[A run of records]
* * * *

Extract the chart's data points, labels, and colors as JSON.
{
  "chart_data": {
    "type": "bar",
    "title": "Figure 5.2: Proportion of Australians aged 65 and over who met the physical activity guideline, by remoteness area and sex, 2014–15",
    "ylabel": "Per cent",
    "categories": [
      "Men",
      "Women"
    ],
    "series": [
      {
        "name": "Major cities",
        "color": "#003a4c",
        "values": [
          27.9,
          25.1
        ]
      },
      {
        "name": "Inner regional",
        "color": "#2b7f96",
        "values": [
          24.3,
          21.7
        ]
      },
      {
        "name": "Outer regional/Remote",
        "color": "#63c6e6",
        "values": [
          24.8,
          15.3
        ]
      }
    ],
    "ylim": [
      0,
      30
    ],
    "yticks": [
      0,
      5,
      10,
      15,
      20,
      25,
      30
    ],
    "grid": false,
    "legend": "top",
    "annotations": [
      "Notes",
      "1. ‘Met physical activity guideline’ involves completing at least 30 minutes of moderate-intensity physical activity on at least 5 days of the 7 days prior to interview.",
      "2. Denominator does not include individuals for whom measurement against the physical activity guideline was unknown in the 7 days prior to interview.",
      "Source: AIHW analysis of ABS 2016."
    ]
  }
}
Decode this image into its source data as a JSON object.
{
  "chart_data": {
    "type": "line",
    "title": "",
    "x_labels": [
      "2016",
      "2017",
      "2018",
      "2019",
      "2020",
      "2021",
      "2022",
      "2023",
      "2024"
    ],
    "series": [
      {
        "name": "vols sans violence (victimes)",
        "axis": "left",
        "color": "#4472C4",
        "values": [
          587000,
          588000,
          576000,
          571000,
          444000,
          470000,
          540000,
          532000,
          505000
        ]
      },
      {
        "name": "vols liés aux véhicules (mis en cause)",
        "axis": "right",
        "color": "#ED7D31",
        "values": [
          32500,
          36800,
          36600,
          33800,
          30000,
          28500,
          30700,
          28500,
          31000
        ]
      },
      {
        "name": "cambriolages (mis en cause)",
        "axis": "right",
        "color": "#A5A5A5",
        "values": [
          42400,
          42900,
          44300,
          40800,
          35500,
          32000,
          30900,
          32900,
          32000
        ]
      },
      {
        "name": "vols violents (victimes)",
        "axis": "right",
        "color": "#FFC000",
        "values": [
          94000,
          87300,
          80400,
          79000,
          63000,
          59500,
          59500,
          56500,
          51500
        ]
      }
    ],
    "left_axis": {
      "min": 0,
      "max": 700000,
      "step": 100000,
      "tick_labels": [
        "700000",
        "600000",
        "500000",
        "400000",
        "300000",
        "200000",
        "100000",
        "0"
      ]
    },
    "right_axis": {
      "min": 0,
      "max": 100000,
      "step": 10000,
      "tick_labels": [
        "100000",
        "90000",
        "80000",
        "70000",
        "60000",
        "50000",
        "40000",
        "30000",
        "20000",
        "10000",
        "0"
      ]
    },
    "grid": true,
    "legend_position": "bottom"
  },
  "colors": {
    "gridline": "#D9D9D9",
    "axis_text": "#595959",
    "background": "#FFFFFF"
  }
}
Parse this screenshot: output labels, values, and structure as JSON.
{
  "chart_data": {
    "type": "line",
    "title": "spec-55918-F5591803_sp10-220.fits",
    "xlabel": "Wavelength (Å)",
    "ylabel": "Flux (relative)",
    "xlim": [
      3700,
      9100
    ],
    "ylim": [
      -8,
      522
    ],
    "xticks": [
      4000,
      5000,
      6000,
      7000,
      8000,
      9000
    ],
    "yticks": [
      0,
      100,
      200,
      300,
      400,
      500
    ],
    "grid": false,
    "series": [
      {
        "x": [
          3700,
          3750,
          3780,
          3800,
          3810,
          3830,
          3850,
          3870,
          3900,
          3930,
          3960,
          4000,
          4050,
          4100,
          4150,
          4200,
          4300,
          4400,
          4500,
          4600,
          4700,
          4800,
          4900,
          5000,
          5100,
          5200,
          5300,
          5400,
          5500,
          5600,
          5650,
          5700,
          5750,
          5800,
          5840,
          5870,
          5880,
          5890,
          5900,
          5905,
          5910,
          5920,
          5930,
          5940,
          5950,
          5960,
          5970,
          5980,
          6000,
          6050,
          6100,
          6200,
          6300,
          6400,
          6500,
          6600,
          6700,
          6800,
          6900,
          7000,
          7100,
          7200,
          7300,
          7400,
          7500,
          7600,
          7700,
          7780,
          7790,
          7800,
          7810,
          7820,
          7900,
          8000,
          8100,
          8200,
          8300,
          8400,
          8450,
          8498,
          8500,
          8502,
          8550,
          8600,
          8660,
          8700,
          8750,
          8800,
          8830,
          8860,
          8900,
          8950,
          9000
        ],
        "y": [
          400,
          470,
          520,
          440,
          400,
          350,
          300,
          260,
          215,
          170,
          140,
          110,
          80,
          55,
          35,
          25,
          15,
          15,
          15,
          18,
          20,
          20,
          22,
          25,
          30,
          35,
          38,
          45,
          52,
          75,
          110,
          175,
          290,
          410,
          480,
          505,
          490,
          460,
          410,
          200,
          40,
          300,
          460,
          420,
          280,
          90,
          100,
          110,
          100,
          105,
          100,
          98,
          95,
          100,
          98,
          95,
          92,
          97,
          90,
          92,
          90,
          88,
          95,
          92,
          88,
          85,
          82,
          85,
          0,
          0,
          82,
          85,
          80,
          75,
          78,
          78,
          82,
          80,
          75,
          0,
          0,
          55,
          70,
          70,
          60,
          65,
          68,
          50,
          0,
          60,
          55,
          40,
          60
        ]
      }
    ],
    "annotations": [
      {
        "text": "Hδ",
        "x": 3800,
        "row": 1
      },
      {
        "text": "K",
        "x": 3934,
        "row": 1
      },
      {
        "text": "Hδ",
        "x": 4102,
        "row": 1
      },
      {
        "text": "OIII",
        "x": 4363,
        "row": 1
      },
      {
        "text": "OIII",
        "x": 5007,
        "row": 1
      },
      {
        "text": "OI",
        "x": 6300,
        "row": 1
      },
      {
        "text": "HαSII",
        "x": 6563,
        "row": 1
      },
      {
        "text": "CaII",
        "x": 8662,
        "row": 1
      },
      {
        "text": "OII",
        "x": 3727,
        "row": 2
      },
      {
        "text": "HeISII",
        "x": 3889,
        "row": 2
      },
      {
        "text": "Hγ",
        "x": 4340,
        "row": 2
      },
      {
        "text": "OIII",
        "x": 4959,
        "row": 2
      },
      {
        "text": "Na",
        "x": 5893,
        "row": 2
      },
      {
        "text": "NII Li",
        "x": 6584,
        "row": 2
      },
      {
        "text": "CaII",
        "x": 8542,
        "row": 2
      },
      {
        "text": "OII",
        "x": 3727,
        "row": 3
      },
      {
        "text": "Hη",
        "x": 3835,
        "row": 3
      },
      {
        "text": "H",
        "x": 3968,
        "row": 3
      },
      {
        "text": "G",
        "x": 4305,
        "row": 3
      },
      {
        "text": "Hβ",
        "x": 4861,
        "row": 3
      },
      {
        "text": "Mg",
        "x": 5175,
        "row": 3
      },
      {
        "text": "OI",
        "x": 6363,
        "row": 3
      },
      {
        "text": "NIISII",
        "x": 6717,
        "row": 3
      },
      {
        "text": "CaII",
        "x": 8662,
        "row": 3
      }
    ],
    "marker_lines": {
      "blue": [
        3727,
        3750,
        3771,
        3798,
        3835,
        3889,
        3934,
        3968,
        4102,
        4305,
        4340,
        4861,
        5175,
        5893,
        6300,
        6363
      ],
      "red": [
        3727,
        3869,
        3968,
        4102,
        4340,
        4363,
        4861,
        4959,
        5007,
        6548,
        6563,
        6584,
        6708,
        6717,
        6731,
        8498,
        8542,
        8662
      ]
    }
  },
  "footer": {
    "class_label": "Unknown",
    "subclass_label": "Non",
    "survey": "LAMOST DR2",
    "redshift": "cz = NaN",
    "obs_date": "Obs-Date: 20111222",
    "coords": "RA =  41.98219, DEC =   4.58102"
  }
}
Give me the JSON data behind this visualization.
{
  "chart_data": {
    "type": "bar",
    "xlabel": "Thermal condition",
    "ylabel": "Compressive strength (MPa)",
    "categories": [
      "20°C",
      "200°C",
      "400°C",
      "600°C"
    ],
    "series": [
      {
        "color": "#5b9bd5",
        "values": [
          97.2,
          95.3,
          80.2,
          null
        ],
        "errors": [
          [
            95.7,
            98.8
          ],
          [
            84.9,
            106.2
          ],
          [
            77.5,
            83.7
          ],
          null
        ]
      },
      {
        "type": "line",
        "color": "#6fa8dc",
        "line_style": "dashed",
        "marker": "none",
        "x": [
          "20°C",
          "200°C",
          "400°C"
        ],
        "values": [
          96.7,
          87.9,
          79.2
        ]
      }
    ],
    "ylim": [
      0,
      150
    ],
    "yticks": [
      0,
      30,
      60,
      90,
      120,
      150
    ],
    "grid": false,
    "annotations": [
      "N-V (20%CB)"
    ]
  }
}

* * * *

**Exercise:** Count the lines in the entries that hold the word "regional", and give nothing but the total.

**Result:** 2